**Task statement**
Please rewrite the lines starting with the line with "Patent image size: (848, 587)." and going on through the line with "The package leads 30 is at (478, 412).", changing "optical coupler" to "optical module" and leaving everything else unchanged.

**Exercise material**
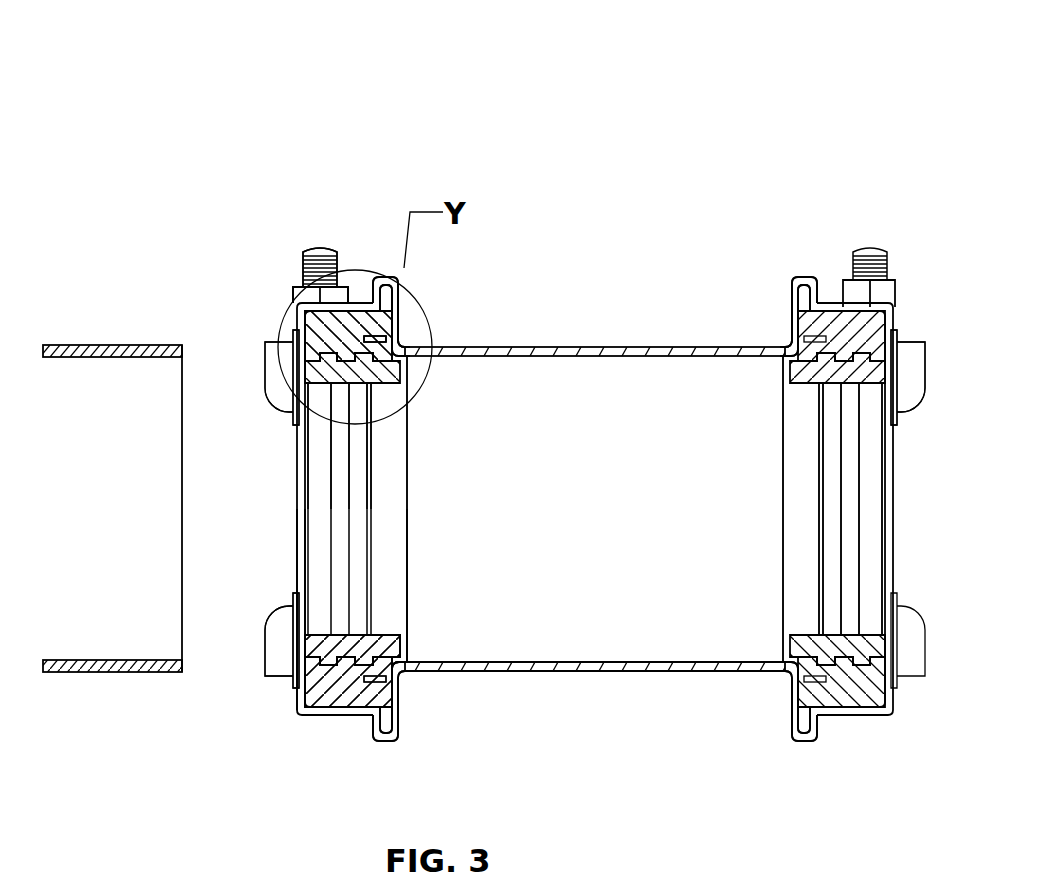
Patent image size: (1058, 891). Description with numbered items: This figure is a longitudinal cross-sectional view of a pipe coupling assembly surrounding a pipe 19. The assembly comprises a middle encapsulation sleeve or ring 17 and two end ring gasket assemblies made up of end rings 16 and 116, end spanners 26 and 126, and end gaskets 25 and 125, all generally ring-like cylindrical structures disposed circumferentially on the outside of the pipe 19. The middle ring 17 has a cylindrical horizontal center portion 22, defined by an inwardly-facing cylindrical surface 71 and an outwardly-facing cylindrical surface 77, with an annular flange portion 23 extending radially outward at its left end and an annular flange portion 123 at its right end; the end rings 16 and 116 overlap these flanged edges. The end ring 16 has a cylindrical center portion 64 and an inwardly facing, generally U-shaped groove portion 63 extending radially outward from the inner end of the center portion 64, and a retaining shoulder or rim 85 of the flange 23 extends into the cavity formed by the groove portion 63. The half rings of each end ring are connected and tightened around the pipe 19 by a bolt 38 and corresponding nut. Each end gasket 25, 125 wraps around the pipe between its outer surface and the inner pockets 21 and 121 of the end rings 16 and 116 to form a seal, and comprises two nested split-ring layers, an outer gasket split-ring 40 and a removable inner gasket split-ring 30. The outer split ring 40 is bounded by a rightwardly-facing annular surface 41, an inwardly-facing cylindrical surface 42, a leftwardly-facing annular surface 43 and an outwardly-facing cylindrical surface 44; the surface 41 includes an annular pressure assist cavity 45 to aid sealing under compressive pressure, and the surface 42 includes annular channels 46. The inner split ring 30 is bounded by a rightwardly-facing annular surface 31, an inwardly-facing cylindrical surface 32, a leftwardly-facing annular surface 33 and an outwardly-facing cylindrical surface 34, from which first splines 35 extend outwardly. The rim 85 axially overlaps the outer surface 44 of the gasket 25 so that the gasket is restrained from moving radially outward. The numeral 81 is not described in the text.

The pipe 19 is at (140, 325).
The end ring 16 is at (380, 217).
The middle encapsulation sleeve or ring 17 is at (593, 292).
The cylindrical horizontal center portion 22 is at (600, 352).
The groove portion 63 is at (387, 273).
The retaining shoulder or rim 85 is at (401, 300).
The cylindrical horizontal center portion 64 is at (356, 300).
The bolt 38 is at (300, 248).
The outer gasket split-ring 40 is at (291, 293).
The housing lip 81 is at (320, 310).
The annular channels 46 is at (323, 340).
The end spanner 26 is at (292, 377).
The end gasket 25 is at (305, 455).
The annular pressure assist cavity 45 is at (392, 338).
The annular flange portion 23 is at (404, 332).
The inner gasket split-ring 30 is at (413, 371).
The first splines 35 is at (336, 369).
The inwardly-facing horizontal cylindrical surface 32 is at (392, 636).
The inwardly-facing horizontal cylindrical surface 42 is at (366, 656).
The rightwardly-facing vertical annular surface 31 is at (406, 658).
The leftwardly-facing vertical annular surface 33 is at (297, 656).
The outwardly-facing horizontal cylindrical surface 34 is at (300, 682).
The leftwardly-facing vertical annular surface 43 is at (303, 695).
The outwardly-facing horizontal cylindrical surface 44 is at (348, 713).
The inner pocket 21 is at (396, 736).
The rightwardly-facing vertical annular surface 41 is at (401, 698).
The end ring 116 is at (802, 246).
The annular flange portion 123 is at (790, 333).
The end spanner 126 is at (894, 383).
The end gasket 125 is at (883, 497).
The inwardly-facing horizontal cylindrical surface 71 is at (622, 663).
The outwardly-facing horizontal cylindrical surface 77 is at (620, 673).
The inner pocket 121 is at (792, 728).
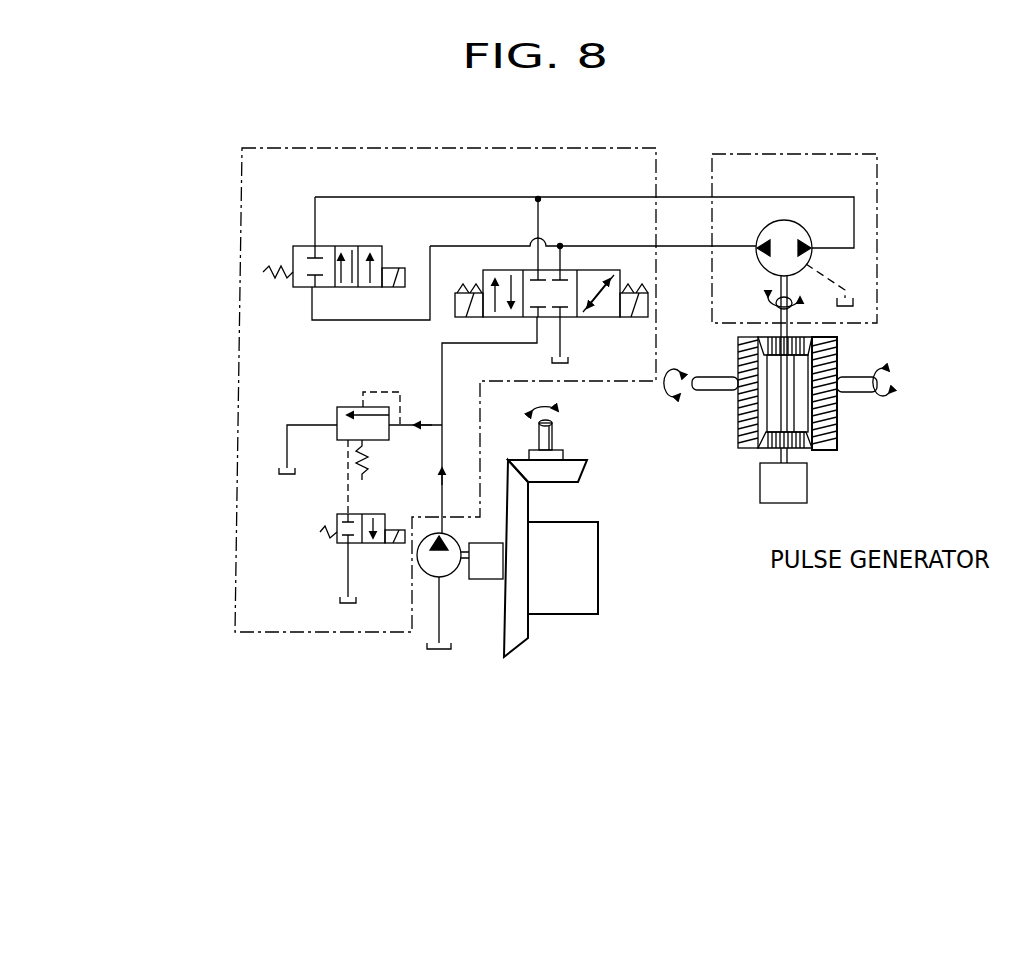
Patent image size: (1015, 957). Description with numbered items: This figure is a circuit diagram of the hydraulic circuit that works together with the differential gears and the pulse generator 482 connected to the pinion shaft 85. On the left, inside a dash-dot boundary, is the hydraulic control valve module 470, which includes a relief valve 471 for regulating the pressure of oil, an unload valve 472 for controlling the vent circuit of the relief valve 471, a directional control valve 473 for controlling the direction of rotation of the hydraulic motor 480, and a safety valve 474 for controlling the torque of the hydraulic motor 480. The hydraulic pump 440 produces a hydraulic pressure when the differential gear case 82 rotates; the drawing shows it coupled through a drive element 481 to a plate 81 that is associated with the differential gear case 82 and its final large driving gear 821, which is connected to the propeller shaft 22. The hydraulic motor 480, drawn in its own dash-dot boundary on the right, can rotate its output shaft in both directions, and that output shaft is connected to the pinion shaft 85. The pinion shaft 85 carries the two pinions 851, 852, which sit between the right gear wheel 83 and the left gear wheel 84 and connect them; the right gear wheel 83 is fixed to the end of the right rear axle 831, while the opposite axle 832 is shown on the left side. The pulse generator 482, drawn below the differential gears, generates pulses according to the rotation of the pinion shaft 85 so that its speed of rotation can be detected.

The propeller shaft 22 is at (552, 433).
The wedge member 81 is at (575, 470).
The differential gear case 82 is at (590, 552).
The right gear wheel 83 is at (830, 410).
The left gear wheel 84 is at (738, 428).
The pinion shaft 85 is at (800, 440).
The hydraulic pump 440 is at (450, 572).
The hydraulic control valve module 470 is at (235, 632).
The relief valve 471 is at (345, 424).
The unload valve 472 is at (368, 545).
The directional control valve 473 is at (472, 318).
The safety valve 474 is at (372, 252).
The hydraulic motor 480 is at (878, 154).
The pump drive 481 is at (490, 580).
The pulse generator 482 is at (780, 503).
The final large driving gear 821 is at (518, 628).
The right rear axle 831 is at (860, 390).
The left shaft 832 is at (712, 386).
The pinion 851 is at (800, 452).
The pinion 852 is at (805, 340).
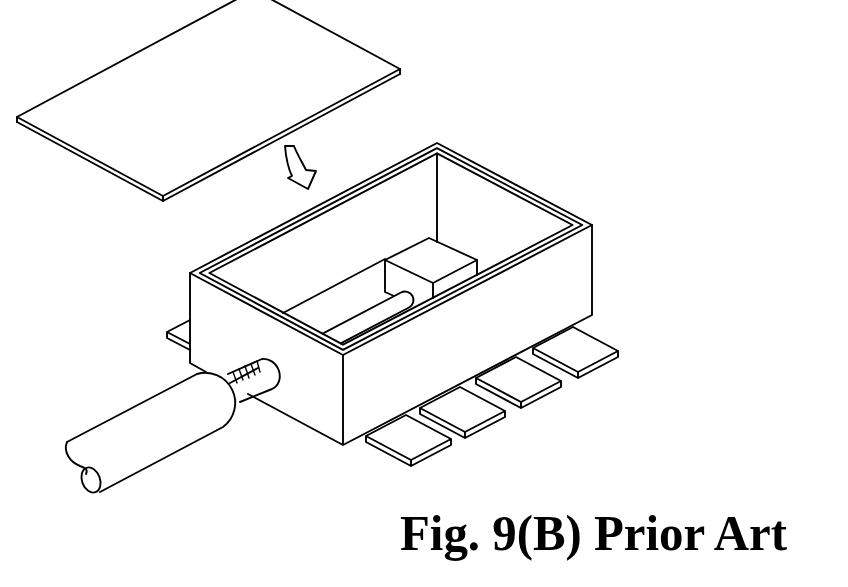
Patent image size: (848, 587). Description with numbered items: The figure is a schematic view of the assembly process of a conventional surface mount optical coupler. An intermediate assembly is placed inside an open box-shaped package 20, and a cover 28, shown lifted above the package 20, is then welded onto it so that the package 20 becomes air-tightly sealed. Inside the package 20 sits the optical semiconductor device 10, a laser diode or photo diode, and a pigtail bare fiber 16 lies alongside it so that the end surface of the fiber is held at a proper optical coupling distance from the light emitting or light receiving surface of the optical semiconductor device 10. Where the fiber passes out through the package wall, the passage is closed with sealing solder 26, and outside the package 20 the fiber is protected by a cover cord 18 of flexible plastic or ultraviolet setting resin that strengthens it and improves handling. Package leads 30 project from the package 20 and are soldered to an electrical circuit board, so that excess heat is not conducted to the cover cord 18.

The optical semiconductor device 10 is at (428, 253).
The pigtail bare fiber 16 is at (377, 313).
The cover cord 18 is at (172, 428).
The package 20 is at (574, 282).
The sealing solder 26 is at (243, 385).
The cover 28 is at (112, 150).
The package leads 30 is at (478, 412).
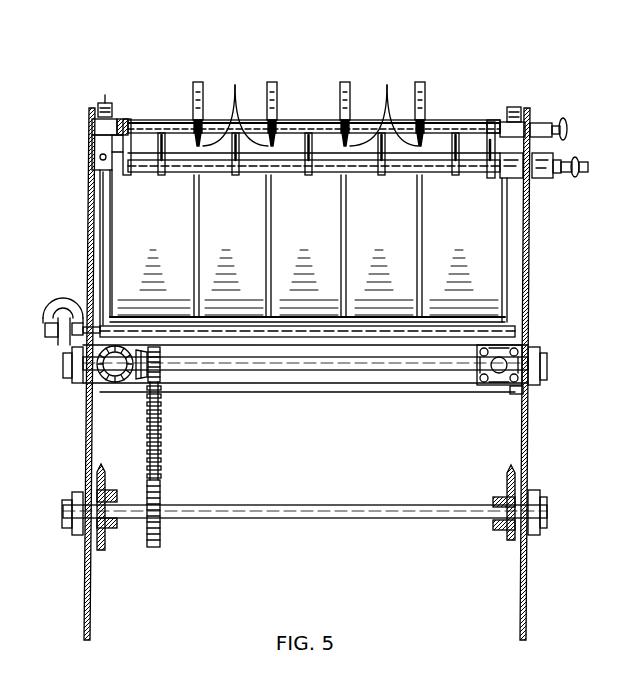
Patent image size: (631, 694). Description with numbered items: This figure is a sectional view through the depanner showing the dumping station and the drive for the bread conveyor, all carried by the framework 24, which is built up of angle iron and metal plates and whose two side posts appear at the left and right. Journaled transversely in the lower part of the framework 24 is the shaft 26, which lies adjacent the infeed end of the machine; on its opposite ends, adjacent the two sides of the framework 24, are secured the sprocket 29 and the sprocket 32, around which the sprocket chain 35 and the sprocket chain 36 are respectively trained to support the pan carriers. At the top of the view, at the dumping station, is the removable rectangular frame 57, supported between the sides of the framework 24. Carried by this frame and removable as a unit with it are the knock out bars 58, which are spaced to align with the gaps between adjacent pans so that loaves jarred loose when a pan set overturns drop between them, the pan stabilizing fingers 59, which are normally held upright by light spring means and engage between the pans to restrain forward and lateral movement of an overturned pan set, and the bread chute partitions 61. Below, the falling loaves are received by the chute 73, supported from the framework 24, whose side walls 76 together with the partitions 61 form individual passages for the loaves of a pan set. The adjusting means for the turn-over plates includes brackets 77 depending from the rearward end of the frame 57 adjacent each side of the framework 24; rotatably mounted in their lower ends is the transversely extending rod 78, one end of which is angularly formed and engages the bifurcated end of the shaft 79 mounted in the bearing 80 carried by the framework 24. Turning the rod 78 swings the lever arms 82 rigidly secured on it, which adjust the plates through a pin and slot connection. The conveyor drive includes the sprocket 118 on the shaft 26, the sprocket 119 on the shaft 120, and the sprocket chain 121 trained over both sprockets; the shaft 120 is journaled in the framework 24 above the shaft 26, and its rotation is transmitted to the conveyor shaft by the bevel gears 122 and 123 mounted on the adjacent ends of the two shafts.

The framework 24 is at (88, 222).
The shaft 26 is at (275, 519).
The sprocket 29 is at (103, 550).
The sprocket 32 is at (506, 545).
The sprocket chain 35 is at (103, 103).
The sprocket chain 36 is at (516, 105).
The rectangular frame 57 is at (298, 120).
The knock out bars 58 is at (235, 85).
The pan stabilizing fingers 59 is at (198, 82).
The bread chute partitions 61 is at (265, 272).
The chute 73 is at (112, 247).
The side walls 76 is at (110, 278).
The brackets 77 is at (127, 175).
The rod 78 is at (284, 172).
The shaft 79 is at (568, 178).
The bearing 80 is at (550, 157).
The lever arms 82 is at (162, 175).
The sprocket 118 is at (159, 542).
The sprocket 119 is at (160, 382).
The shaft 120 is at (307, 372).
The sprocket chain 121 is at (159, 442).
The bevel gear 122 is at (118, 385).
The bevel gear 123 is at (137, 385).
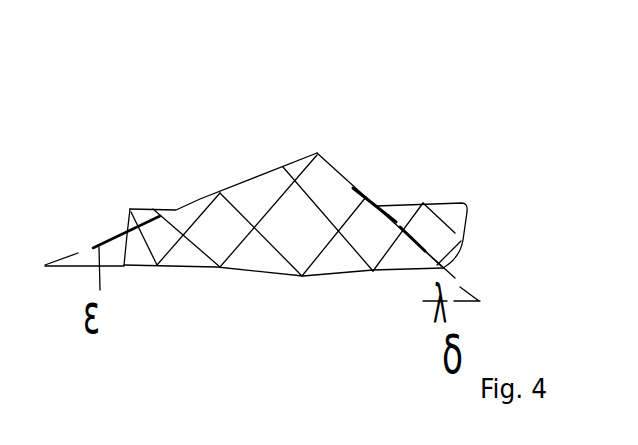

**Answer to this task**
Patent image size: (848, 587). Description with numbered items: The figure is a schematic view of the assembly process of a conventional surface mount optical module. An intermediate assembly is placed inside an open box-shaped package 20, and a cover 28, shown lifted above the package 20, is then welded onto it so that the package 20 becomes air-tightly sealed. Inside the package 20 sits the optical semiconductor device 10, a laser diode or photo diode, and a pigtail bare fiber 16 lies alongside it so that the end surface of the fiber is held at a proper optical coupling distance from the light emitting or light receiving surface of the optical semiconductor device 10. Where the fiber passes out through the package wall, the passage is closed with sealing solder 26, and outside the package 20 the fiber is protected by a cover cord 18 of flexible plastic or ultraviolet setting resin that strengthens it and improves handling. Package leads 30 project from the package 20 and are soldered to an electrical circuit board, so that excess heat is not conducted to the cover cord 18.

The optical semiconductor device 10 is at (428, 253).
The pigtail bare fiber 16 is at (377, 313).
The cover cord 18 is at (172, 428).
The package 20 is at (574, 282).
The sealing solder 26 is at (243, 385).
The cover 28 is at (112, 150).
The package leads 30 is at (478, 412).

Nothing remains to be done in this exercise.